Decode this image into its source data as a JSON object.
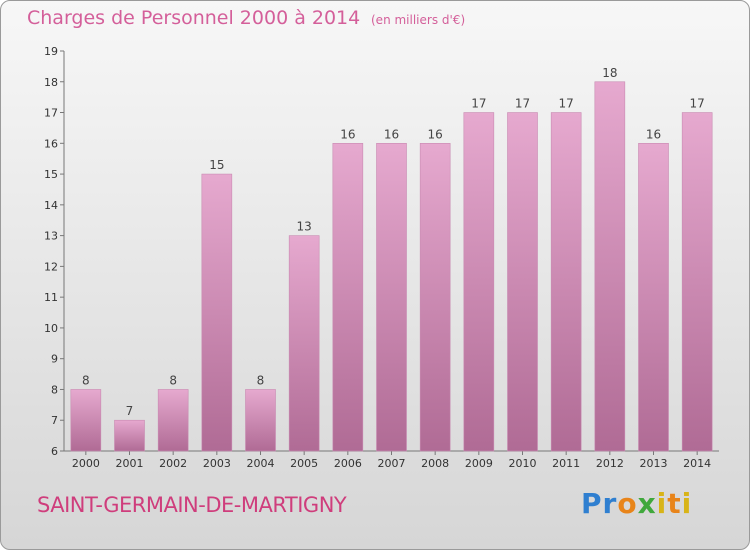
{
  "header": {
    "title": "Charges de Personnel 2000 à 2014",
    "subtitle": "(en milliers d'€)"
  },
  "footer": {
    "commune": "SAINT-GERMAIN-DE-MARTIGNY",
    "logo": "Proxiti"
  },
  "colors": {
    "bar_top": "#e6a9cf",
    "bar_bottom": "#b06b95",
    "title": "#d45f9a"
  },
  "chart_data": {
    "type": "bar",
    "title": "Charges de Personnel 2000 à 2014",
    "subtitle": "(en milliers d'€)",
    "categories": [
      "2000",
      "2001",
      "2002",
      "2003",
      "2004",
      "2005",
      "2006",
      "2007",
      "2008",
      "2009",
      "2010",
      "2011",
      "2012",
      "2013",
      "2014"
    ],
    "values": [
      8,
      7,
      8,
      15,
      8,
      13,
      16,
      16,
      16,
      17,
      17,
      17,
      18,
      16,
      17
    ],
    "xlabel": "",
    "ylabel": "",
    "ylim": [
      6,
      19
    ],
    "yticks": [
      6,
      7,
      8,
      9,
      10,
      11,
      12,
      13,
      14,
      15,
      16,
      17,
      18,
      19
    ],
    "grid": false,
    "legend": "none"
  }
}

▶ **What is required**: Pictures are excluded; copy every other part of the records exactly.

▶ **Exercise response**:
Decode this image into its source data as a JSON object.
{
  "header": {
    "title": "Charges de Personnel 2000 à 2014",
    "subtitle": "(en milliers d'€)"
  },
  "footer": {
    "commune": "SAINT-GERMAIN-DE-MARTIGNY",
    "logo": "Proxiti"
  },
  "colors": {
    "bar_top": "#e6a9cf",
    "bar_bottom": "#b06b95",
    "title": "#d45f9a"
  },
  "chart_data": {
    "type": "bar",
    "title": "Charges de Personnel 2000 à 2014",
    "subtitle": "(en milliers d'€)",
    "categories": [
      "2000",
      "2001",
      "2002",
      "2003",
      "2004",
      "2005",
      "2006",
      "2007",
      "2008",
      "2009",
      "2010",
      "2011",
      "2012",
      "2013",
      "2014"
    ],
    "values": [
      8,
      7,
      8,
      15,
      8,
      13,
      16,
      16,
      16,
      17,
      17,
      17,
      18,
      16,
      17
    ],
    "xlabel": "",
    "ylabel": "",
    "ylim": [
      6,
      19
    ],
    "yticks": [
      6,
      7,
      8,
      9,
      10,
      11,
      12,
      13,
      14,
      15,
      16,
      17,
      18,
      19
    ],
    "grid": false,
    "legend": "none"
  }
}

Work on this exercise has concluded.